# [Instructions for the task]
Your task is to print the material below exactly as presented.

# [Items]
----

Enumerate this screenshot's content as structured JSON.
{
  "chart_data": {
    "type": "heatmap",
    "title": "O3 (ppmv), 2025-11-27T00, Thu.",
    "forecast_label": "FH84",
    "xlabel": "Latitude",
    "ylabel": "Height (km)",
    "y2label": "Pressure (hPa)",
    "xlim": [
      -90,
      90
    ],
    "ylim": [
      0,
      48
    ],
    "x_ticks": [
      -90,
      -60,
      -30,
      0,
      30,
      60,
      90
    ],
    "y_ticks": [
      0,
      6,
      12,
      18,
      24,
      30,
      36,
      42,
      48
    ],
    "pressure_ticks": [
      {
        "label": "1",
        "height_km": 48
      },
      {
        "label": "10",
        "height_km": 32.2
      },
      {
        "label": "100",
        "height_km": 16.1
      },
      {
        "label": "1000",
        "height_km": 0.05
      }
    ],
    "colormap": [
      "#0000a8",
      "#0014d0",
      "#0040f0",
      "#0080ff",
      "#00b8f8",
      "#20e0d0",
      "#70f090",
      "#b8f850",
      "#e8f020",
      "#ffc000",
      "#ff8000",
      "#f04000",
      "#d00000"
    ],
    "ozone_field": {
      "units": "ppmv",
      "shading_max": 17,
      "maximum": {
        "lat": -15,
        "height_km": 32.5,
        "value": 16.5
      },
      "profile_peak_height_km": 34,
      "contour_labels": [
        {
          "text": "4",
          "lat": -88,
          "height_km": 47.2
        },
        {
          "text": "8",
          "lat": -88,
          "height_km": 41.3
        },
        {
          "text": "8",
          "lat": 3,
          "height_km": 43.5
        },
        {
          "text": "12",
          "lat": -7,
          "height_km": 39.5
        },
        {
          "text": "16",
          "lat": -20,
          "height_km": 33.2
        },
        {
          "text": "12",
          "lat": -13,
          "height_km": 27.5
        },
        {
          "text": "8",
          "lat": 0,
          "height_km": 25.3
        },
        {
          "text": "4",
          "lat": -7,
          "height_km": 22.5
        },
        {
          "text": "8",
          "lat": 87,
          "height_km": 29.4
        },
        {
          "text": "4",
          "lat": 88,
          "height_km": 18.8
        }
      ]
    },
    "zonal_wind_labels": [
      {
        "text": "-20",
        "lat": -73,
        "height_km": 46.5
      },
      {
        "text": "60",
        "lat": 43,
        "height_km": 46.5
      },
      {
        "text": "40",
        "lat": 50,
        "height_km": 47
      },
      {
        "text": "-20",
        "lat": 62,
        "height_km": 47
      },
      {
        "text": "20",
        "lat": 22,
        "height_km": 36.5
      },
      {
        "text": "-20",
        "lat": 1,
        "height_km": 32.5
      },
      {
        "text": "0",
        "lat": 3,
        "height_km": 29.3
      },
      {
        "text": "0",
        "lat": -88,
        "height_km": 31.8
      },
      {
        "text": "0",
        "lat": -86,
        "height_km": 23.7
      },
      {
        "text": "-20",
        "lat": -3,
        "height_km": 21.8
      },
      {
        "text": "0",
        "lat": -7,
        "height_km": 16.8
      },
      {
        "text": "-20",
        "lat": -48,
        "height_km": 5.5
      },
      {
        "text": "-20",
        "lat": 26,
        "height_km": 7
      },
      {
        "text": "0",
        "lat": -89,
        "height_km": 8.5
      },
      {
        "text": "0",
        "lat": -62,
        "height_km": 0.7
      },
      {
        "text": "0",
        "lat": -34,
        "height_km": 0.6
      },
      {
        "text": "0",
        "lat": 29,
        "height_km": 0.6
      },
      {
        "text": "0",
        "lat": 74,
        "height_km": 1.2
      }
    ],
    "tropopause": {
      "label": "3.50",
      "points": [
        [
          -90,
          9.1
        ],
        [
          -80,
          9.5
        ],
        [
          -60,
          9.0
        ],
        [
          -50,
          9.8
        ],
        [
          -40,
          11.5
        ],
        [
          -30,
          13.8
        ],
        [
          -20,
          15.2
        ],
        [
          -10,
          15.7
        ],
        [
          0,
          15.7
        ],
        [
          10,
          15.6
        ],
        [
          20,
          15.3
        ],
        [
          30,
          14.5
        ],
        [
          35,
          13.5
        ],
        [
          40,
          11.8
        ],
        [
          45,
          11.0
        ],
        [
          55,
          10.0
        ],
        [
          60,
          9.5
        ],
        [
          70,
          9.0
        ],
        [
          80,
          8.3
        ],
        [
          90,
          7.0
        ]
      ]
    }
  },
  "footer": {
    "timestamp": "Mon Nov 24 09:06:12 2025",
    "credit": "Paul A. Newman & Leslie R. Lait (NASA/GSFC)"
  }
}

----

# [Task solution]
Enumerate this screenshot's content as structured JSON.
{
  "chart_data": {
    "type": "heatmap",
    "title": "O3 (ppmv), 2025-11-27T00, Thu.",
    "forecast_label": "FH84",
    "xlabel": "Latitude",
    "ylabel": "Height (km)",
    "y2label": "Pressure (hPa)",
    "xlim": [
      -90,
      90
    ],
    "ylim": [
      0,
      48
    ],
    "x_ticks": [
      -90,
      -60,
      -30,
      0,
      30,
      60,
      90
    ],
    "y_ticks": [
      0,
      6,
      12,
      18,
      24,
      30,
      36,
      42,
      48
    ],
    "pressure_ticks": [
      {
        "label": "1",
        "height_km": 48
      },
      {
        "label": "10",
        "height_km": 32.2
      },
      {
        "label": "100",
        "height_km": 16.1
      },
      {
        "label": "1000",
        "height_km": 0.05
      }
    ],
    "colormap": [
      "#0000a8",
      "#0014d0",
      "#0040f0",
      "#0080ff",
      "#00b8f8",
      "#20e0d0",
      "#70f090",
      "#b8f850",
      "#e8f020",
      "#ffc000",
      "#ff8000",
      "#f04000",
      "#d00000"
    ],
    "ozone_field": {
      "units": "ppmv",
      "shading_max": 17,
      "maximum": {
        "lat": -15,
        "height_km": 32.5,
        "value": 16.5
      },
      "profile_peak_height_km": 34,
      "contour_labels": [
        {
          "text": "4",
          "lat": -88,
          "height_km": 47.2
        },
        {
          "text": "8",
          "lat": -88,
          "height_km": 41.3
        },
        {
          "text": "8",
          "lat": 3,
          "height_km": 43.5
        },
        {
          "text": "12",
          "lat": -7,
          "height_km": 39.5
        },
        {
          "text": "16",
          "lat": -20,
          "height_km": 33.2
        },
        {
          "text": "12",
          "lat": -13,
          "height_km": 27.5
        },
        {
          "text": "8",
          "lat": 0,
          "height_km": 25.3
        },
        {
          "text": "4",
          "lat": -7,
          "height_km": 22.5
        },
        {
          "text": "8",
          "lat": 87,
          "height_km": 29.4
        },
        {
          "text": "4",
          "lat": 88,
          "height_km": 18.8
        }
      ]
    },
    "zonal_wind_labels": [
      {
        "text": "-20",
        "lat": -73,
        "height_km": 46.5
      },
      {
        "text": "60",
        "lat": 43,
        "height_km": 46.5
      },
      {
        "text": "40",
        "lat": 50,
        "height_km": 47
      },
      {
        "text": "-20",
        "lat": 62,
        "height_km": 47
      },
      {
        "text": "20",
        "lat": 22,
        "height_km": 36.5
      },
      {
        "text": "-20",
        "lat": 1,
        "height_km": 32.5
      },
      {
        "text": "0",
        "lat": 3,
        "height_km": 29.3
      },
      {
        "text": "0",
        "lat": -88,
        "height_km": 31.8
      },
      {
        "text": "0",
        "lat": -86,
        "height_km": 23.7
      },
      {
        "text": "-20",
        "lat": -3,
        "height_km": 21.8
      },
      {
        "text": "0",
        "lat": -7,
        "height_km": 16.8
      },
      {
        "text": "-20",
        "lat": -48,
        "height_km": 5.5
      },
      {
        "text": "-20",
        "lat": 26,
        "height_km": 7
      },
      {
        "text": "0",
        "lat": -89,
        "height_km": 8.5
      },
      {
        "text": "0",
        "lat": -62,
        "height_km": 0.7
      },
      {
        "text": "0",
        "lat": -34,
        "height_km": 0.6
      },
      {
        "text": "0",
        "lat": 29,
        "height_km": 0.6
      },
      {
        "text": "0",
        "lat": 74,
        "height_km": 1.2
      }
    ],
    "tropopause": {
      "label": "3.50",
      "points": [
        [
          -90,
          9.1
        ],
        [
          -80,
          9.5
        ],
        [
          -60,
          9.0
        ],
        [
          -50,
          9.8
        ],
        [
          -40,
          11.5
        ],
        [
          -30,
          13.8
        ],
        [
          -20,
          15.2
        ],
        [
          -10,
          15.7
        ],
        [
          0,
          15.7
        ],
        [
          10,
          15.6
        ],
        [
          20,
          15.3
        ],
        [
          30,
          14.5
        ],
        [
          35,
          13.5
        ],
        [
          40,
          11.8
        ],
        [
          45,
          11.0
        ],
        [
          55,
          10.0
        ],
        [
          60,
          9.5
        ],
        [
          70,
          9.0
        ],
        [
          80,
          8.3
        ],
        [
          90,
          7.0
        ]
      ]
    }
  },
  "footer": {
    "timestamp": "Mon Nov 24 09:06:12 2025",
    "credit": "Paul A. Newman & Leslie R. Lait (NASA/GSFC)"
  }
}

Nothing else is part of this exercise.